Recorded data:
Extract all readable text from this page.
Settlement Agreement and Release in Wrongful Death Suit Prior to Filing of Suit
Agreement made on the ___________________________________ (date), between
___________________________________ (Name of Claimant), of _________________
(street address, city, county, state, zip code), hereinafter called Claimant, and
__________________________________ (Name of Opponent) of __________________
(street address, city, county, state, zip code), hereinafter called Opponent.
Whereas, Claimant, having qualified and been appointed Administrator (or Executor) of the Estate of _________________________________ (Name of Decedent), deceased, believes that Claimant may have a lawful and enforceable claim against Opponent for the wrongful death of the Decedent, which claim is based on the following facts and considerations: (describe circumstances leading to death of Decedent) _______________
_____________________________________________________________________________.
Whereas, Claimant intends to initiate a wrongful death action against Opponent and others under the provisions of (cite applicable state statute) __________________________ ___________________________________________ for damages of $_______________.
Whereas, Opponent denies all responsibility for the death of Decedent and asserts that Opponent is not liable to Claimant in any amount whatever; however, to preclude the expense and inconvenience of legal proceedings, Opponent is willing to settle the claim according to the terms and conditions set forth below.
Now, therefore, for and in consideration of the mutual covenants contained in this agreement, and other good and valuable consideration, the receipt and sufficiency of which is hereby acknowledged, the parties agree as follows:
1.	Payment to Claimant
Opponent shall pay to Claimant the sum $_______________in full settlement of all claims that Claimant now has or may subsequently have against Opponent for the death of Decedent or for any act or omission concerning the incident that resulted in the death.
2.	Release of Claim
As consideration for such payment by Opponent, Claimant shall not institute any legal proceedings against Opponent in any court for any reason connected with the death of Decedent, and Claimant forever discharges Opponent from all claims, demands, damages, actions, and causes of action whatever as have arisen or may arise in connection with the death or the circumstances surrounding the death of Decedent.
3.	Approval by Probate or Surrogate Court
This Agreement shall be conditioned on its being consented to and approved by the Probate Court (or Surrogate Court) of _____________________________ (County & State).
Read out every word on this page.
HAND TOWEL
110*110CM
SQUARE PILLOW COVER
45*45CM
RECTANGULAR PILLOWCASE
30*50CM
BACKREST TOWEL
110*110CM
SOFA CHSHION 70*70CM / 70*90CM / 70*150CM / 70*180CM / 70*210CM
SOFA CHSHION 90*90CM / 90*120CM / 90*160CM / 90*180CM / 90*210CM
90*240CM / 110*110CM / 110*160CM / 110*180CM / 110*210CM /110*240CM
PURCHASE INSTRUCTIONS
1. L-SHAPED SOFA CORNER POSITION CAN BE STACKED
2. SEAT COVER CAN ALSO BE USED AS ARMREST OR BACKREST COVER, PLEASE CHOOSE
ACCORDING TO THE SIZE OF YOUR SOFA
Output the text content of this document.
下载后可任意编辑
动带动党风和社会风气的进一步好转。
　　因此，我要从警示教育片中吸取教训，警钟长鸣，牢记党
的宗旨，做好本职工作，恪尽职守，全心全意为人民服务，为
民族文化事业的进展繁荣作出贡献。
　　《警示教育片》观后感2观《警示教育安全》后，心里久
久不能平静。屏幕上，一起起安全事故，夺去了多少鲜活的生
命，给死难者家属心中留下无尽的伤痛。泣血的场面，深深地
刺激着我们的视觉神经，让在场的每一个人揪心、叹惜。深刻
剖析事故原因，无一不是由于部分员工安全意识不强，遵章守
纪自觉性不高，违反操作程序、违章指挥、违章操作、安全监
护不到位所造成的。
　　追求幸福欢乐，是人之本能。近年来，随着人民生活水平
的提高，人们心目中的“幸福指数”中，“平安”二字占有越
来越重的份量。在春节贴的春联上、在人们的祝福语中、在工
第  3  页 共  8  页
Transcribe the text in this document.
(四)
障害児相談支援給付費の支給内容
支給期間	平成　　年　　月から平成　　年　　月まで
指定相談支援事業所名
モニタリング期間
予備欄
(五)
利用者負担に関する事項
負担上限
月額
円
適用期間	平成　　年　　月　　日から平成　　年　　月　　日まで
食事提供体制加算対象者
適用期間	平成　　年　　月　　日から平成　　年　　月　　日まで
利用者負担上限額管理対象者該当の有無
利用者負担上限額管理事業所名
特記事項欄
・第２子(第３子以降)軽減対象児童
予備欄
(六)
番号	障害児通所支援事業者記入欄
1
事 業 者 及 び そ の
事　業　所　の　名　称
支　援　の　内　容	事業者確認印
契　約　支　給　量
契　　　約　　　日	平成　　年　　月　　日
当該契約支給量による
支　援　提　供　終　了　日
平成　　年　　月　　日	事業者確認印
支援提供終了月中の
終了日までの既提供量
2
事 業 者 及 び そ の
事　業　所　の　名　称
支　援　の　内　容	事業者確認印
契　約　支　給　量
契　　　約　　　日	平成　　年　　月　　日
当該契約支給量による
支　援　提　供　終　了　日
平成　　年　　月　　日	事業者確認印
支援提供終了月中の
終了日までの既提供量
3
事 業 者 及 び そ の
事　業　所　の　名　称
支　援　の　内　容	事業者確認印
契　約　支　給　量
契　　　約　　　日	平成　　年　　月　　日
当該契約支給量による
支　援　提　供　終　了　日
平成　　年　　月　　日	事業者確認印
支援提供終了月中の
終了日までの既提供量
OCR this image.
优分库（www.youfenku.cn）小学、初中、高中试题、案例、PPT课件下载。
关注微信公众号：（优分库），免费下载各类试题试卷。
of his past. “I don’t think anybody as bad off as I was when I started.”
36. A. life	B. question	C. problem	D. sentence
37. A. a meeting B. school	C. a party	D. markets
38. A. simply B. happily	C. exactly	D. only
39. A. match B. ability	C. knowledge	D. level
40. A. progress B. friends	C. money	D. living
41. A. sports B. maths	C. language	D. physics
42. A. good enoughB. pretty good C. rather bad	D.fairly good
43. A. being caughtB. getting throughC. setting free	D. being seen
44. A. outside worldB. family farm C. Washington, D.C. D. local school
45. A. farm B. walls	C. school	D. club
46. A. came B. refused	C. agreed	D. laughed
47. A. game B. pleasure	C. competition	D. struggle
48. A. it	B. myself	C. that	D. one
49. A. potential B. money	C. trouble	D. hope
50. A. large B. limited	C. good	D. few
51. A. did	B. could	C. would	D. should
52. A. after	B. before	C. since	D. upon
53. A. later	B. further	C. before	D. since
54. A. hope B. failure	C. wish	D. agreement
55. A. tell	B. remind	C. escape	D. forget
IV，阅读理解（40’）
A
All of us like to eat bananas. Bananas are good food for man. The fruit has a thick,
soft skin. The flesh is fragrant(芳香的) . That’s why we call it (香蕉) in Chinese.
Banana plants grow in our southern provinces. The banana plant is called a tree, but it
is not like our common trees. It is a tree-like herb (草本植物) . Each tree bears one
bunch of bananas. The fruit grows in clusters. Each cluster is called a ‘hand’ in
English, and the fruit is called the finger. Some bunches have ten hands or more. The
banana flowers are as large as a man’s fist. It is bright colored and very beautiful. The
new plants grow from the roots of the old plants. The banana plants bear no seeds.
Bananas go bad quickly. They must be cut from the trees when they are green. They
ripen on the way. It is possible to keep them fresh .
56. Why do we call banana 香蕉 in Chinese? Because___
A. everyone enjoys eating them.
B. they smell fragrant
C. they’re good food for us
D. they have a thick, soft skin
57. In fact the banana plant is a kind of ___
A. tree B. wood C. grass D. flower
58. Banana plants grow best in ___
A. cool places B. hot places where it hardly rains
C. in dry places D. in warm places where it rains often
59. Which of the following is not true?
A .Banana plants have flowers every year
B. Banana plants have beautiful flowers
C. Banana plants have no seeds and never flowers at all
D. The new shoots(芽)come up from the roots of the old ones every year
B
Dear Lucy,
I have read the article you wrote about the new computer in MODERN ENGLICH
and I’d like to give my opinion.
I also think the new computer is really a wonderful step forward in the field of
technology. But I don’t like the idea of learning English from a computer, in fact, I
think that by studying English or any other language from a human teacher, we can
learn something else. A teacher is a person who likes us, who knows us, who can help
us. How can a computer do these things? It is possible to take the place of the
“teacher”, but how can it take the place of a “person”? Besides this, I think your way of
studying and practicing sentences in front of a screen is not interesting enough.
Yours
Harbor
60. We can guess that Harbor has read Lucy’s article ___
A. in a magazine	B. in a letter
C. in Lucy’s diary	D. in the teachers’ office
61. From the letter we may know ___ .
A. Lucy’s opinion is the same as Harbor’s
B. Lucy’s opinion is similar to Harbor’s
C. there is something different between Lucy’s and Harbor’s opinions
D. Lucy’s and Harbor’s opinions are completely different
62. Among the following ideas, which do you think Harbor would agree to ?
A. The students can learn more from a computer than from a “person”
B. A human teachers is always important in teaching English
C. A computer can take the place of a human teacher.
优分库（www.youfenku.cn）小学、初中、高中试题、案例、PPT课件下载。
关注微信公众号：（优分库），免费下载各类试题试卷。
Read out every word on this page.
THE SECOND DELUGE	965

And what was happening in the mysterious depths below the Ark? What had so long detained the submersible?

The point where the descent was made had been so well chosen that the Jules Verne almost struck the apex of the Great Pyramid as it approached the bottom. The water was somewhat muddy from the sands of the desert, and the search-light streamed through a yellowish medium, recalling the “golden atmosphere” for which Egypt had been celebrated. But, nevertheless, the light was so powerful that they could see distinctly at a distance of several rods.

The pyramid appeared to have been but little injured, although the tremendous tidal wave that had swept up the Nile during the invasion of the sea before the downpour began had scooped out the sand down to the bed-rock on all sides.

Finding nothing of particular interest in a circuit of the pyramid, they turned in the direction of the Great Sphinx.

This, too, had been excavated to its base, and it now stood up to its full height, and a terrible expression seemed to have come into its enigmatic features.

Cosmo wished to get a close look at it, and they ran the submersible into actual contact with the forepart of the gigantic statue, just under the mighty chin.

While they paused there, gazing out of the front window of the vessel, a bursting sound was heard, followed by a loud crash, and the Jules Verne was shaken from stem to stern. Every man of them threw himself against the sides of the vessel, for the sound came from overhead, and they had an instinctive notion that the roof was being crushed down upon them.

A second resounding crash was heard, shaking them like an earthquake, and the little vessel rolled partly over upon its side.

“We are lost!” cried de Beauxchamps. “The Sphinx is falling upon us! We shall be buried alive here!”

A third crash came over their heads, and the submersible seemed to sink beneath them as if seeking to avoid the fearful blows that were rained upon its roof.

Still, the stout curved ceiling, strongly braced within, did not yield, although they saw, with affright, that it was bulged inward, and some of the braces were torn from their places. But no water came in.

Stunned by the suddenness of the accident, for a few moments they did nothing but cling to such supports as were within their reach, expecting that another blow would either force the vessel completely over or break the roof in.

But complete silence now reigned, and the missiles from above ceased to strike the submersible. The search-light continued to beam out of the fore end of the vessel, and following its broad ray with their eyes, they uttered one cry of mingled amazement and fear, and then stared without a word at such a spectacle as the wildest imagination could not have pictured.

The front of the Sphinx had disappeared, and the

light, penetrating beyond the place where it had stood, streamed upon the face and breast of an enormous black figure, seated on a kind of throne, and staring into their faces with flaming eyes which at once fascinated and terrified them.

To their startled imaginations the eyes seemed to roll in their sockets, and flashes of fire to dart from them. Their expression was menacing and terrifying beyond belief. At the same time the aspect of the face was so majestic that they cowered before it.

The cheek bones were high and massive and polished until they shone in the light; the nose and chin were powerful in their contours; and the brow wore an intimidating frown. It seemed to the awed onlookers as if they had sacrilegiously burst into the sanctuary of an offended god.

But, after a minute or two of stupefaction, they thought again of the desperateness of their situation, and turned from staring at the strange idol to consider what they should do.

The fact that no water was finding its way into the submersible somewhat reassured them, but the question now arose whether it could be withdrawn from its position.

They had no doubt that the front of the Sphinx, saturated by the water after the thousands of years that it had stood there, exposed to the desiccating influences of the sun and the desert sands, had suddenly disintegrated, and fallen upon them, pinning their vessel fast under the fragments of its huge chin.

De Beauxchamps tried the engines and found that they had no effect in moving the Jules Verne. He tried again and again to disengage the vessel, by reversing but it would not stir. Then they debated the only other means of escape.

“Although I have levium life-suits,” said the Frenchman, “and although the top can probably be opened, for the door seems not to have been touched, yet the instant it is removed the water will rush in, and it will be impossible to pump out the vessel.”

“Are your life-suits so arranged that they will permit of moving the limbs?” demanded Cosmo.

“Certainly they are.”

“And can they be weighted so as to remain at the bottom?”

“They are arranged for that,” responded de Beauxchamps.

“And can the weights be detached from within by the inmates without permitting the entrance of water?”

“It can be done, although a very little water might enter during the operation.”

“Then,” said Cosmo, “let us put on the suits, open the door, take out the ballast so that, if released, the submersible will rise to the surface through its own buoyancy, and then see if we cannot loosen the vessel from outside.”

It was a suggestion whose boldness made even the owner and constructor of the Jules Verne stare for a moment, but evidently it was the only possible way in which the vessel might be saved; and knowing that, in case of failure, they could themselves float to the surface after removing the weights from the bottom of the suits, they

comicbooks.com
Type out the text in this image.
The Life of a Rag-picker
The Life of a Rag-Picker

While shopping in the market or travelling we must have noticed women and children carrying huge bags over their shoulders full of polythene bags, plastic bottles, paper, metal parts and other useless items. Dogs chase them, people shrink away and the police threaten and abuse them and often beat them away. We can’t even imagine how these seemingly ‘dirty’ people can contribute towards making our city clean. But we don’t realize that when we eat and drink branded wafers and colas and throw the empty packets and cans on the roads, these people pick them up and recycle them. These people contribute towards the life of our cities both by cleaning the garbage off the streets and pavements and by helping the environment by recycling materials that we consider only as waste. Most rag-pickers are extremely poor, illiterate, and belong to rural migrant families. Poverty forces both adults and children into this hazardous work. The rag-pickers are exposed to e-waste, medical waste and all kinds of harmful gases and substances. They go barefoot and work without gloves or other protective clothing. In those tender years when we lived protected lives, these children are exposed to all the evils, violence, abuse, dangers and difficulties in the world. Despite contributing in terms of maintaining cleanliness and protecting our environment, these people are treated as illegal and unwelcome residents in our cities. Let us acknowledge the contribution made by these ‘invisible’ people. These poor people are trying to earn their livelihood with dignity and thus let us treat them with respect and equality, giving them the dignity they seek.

Exercise => Copy all lines of the listing above that contain the string "little".

Correct answer =>
The pyramid appeared to have been but little injured, although the tremendous tidal wave that had swept up the Nile during the invasion of the sea before the downpour began had scooped out the sand down to the bed-rock on all sides.
A second resounding crash was heard, shaking them like an earthquake, and the little vessel rolled partly over upon its side.
“It can be done, although a very little water might enter during the operation.”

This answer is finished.